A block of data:
------------

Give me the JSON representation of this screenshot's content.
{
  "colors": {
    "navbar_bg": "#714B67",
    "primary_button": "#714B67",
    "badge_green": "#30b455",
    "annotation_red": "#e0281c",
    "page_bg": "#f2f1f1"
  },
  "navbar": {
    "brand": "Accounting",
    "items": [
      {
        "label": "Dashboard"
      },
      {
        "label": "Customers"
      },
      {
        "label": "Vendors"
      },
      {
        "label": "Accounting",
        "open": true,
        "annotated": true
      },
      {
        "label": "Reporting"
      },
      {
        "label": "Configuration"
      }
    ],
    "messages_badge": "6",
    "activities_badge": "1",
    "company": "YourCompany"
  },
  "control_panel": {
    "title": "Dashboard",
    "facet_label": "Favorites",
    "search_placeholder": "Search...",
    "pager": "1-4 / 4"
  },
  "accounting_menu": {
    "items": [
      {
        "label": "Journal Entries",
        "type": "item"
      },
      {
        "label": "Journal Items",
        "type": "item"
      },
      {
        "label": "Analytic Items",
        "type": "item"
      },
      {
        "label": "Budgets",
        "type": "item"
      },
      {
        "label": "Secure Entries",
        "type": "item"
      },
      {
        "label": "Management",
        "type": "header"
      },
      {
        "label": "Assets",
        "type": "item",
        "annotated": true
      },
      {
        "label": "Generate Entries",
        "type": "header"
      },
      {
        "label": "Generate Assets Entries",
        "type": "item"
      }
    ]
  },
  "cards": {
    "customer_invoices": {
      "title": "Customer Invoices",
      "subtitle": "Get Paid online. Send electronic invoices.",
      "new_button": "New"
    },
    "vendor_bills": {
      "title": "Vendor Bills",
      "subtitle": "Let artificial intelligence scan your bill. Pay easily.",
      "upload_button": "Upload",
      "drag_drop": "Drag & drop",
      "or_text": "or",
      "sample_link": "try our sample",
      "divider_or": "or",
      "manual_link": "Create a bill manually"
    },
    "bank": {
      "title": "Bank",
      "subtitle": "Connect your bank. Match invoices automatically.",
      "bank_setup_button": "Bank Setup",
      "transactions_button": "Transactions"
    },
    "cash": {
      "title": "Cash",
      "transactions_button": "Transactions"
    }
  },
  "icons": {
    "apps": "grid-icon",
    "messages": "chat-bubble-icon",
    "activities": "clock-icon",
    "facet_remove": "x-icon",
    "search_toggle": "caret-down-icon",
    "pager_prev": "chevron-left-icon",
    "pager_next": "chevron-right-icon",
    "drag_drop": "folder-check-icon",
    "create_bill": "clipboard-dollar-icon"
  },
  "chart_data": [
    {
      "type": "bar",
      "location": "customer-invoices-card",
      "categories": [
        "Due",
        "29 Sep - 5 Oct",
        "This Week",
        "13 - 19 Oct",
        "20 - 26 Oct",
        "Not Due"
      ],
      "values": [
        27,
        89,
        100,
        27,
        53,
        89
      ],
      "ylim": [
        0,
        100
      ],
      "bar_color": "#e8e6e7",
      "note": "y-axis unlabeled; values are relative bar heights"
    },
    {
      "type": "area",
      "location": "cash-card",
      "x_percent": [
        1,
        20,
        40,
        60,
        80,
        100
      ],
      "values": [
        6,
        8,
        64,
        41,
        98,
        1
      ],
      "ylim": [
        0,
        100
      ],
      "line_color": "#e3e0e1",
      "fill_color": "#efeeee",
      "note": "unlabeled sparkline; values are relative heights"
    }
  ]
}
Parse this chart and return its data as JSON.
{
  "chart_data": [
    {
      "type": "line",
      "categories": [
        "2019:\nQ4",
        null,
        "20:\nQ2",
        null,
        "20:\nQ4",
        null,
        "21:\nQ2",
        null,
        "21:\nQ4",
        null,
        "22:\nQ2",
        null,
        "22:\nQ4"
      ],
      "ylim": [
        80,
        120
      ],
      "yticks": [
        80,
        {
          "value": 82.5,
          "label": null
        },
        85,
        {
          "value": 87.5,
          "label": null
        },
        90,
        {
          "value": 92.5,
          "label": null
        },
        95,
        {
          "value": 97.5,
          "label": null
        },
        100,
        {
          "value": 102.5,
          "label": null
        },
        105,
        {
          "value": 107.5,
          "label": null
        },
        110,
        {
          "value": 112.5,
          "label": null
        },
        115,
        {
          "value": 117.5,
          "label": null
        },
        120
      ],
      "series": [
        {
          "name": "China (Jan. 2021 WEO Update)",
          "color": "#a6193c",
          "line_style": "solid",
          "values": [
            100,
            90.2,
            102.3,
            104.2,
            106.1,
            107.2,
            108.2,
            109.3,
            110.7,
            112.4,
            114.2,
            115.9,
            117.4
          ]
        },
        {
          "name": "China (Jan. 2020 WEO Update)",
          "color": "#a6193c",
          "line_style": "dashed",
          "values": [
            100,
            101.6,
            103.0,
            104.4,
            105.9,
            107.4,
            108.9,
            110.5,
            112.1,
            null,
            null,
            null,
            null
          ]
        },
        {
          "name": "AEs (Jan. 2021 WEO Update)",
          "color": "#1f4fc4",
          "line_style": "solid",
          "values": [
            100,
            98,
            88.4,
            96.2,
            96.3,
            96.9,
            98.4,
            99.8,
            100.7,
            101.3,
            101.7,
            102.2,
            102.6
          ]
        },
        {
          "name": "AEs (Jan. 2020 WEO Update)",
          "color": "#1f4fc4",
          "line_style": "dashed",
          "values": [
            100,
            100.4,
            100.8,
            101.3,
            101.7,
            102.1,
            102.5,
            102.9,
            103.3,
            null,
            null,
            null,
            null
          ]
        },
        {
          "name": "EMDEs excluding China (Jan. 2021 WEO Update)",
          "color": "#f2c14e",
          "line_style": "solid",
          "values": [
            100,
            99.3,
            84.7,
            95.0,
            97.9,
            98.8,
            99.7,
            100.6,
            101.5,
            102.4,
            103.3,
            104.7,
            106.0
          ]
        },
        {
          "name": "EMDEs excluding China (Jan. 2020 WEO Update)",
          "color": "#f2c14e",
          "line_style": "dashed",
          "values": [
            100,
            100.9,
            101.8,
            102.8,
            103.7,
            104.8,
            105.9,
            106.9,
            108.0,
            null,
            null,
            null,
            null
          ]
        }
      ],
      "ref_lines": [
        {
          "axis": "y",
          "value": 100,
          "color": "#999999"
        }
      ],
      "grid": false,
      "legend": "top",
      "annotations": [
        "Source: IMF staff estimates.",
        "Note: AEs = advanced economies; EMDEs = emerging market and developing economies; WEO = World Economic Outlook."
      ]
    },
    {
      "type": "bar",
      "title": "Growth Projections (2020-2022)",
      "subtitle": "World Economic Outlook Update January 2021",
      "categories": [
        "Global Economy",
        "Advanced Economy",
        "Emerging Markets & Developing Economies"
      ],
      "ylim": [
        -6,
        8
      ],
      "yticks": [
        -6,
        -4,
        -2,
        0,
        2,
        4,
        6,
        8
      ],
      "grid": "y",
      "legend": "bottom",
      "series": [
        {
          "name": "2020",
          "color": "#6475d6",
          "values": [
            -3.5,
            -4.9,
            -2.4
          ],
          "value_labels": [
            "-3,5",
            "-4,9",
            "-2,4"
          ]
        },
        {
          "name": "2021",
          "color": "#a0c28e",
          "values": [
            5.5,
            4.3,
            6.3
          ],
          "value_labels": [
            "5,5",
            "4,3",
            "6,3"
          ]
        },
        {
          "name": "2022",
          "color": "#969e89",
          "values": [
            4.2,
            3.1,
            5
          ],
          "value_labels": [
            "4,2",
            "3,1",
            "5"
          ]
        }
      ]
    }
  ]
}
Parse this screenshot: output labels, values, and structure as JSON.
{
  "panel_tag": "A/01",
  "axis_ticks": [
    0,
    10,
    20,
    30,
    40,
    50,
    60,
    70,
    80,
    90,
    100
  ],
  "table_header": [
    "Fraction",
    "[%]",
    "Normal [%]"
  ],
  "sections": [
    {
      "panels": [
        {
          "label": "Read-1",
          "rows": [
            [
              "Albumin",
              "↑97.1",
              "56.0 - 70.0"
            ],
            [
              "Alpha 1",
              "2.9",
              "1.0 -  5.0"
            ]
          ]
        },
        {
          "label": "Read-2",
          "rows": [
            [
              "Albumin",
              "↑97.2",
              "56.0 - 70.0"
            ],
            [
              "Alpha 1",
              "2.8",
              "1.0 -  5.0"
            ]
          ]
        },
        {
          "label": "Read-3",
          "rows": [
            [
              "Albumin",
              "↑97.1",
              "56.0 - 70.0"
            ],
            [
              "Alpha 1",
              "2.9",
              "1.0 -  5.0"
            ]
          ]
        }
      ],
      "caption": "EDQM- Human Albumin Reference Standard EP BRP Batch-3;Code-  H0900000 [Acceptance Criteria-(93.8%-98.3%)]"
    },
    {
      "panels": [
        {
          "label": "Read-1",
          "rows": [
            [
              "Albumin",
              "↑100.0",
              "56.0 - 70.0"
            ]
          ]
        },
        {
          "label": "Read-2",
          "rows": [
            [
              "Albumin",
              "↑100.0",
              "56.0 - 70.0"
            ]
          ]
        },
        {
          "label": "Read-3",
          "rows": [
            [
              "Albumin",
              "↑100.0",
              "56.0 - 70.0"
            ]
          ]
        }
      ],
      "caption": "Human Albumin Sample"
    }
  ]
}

------------

*Exercise requirements:*
How many lines in the listing contain "location"? Answer with the number alone.

*The response:*
2